- **Prompt**
Restate the records in their entirety, word for word.
——
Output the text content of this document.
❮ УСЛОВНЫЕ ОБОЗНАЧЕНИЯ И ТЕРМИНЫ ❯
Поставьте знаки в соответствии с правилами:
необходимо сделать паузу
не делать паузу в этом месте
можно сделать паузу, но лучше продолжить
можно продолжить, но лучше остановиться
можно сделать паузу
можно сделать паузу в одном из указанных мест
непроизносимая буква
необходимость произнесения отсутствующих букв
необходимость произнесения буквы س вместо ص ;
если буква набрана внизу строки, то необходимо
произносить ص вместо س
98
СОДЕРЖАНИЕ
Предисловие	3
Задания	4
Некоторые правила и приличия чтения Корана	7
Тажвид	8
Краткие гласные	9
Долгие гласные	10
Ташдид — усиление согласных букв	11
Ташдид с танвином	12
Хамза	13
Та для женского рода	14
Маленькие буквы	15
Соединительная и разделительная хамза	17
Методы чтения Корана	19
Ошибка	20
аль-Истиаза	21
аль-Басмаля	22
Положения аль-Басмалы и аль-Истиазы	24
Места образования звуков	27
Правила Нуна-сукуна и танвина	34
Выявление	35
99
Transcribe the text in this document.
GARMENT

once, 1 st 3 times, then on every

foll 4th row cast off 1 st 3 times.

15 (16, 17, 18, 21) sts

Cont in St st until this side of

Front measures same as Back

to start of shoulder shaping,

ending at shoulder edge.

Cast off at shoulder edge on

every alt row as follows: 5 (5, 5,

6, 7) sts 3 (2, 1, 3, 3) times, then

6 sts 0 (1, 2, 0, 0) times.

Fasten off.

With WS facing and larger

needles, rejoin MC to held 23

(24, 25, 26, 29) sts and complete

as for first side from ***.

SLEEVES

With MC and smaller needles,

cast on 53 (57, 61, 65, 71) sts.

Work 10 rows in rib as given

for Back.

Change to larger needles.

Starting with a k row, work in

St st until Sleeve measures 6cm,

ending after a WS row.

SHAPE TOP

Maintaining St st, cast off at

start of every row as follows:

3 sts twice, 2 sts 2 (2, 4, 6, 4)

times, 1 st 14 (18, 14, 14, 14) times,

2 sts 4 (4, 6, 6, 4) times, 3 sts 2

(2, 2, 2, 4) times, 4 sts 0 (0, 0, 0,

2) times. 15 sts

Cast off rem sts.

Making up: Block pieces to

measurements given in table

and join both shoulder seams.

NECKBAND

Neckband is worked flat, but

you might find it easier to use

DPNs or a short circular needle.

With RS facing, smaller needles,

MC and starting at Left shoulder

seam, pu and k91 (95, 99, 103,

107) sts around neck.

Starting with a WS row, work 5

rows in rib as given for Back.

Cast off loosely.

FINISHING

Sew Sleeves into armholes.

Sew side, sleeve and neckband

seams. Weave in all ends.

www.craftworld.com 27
——
- **Solution to this task**
Output the text content of this document.
❮ УСЛОВНЫЕ ОБОЗНАЧЕНИЯ И ТЕРМИНЫ ❯
Поставьте знаки в соответствии с правилами:
необходимо сделать паузу
не делать паузу в этом месте
можно сделать паузу, но лучше продолжить
можно продолжить, но лучше остановиться
можно сделать паузу
можно сделать паузу в одном из указанных мест
непроизносимая буква
необходимость произнесения отсутствующих букв
необходимость произнесения буквы س вместо ص ;
если буква набрана внизу строки, то необходимо
произносить ص вместо س
98
СОДЕРЖАНИЕ
Предисловие	3
Задания	4
Некоторые правила и приличия чтения Корана	7
Тажвид	8
Краткие гласные	9
Долгие гласные	10
Ташдид — усиление согласных букв	11
Ташдид с танвином	12
Хамза	13
Та для женского рода	14
Маленькие буквы	15
Соединительная и разделительная хамза	17
Методы чтения Корана	19
Ошибка	20
аль-Истиаза	21
аль-Басмаля	22
Положения аль-Басмалы и аль-Истиазы	24
Места образования звуков	27
Правила Нуна-сукуна и танвина	34
Выявление	35
99
Transcribe the text in this document.
GARMENT

once, 1 st 3 times, then on every

foll 4th row cast off 1 st 3 times.

15 (16, 17, 18, 21) sts

Cont in St st until this side of

Front measures same as Back

to start of shoulder shaping,

ending at shoulder edge.

Cast off at shoulder edge on

every alt row as follows: 5 (5, 5,

6, 7) sts 3 (2, 1, 3, 3) times, then

6 sts 0 (1, 2, 0, 0) times.

Fasten off.

With WS facing and larger

needles, rejoin MC to held 23

(24, 25, 26, 29) sts and complete

as for first side from ***.

SLEEVES

With MC and smaller needles,

cast on 53 (57, 61, 65, 71) sts.

Work 10 rows in rib as given

for Back.

Change to larger needles.

Starting with a k row, work in

St st until Sleeve measures 6cm,

ending after a WS row.

SHAPE TOP

Maintaining St st, cast off at

start of every row as follows:

3 sts twice, 2 sts 2 (2, 4, 6, 4)

times, 1 st 14 (18, 14, 14, 14) times,

2 sts 4 (4, 6, 6, 4) times, 3 sts 2

(2, 2, 2, 4) times, 4 sts 0 (0, 0, 0,

2) times. 15 sts

Cast off rem sts.

Making up: Block pieces to

measurements given in table

and join both shoulder seams.

NECKBAND

Neckband is worked flat, but

you might find it easier to use

DPNs or a short circular needle.

With RS facing, smaller needles,

MC and starting at Left shoulder

seam, pu and k91 (95, 99, 103,

107) sts around neck.

Starting with a WS row, work 5

rows in rib as given for Back.

Cast off loosely.

FINISHING

Sew Sleeves into armholes.

Sew side, sleeve and neckband

seams. Weave in all ends.

www.craftworld.com 27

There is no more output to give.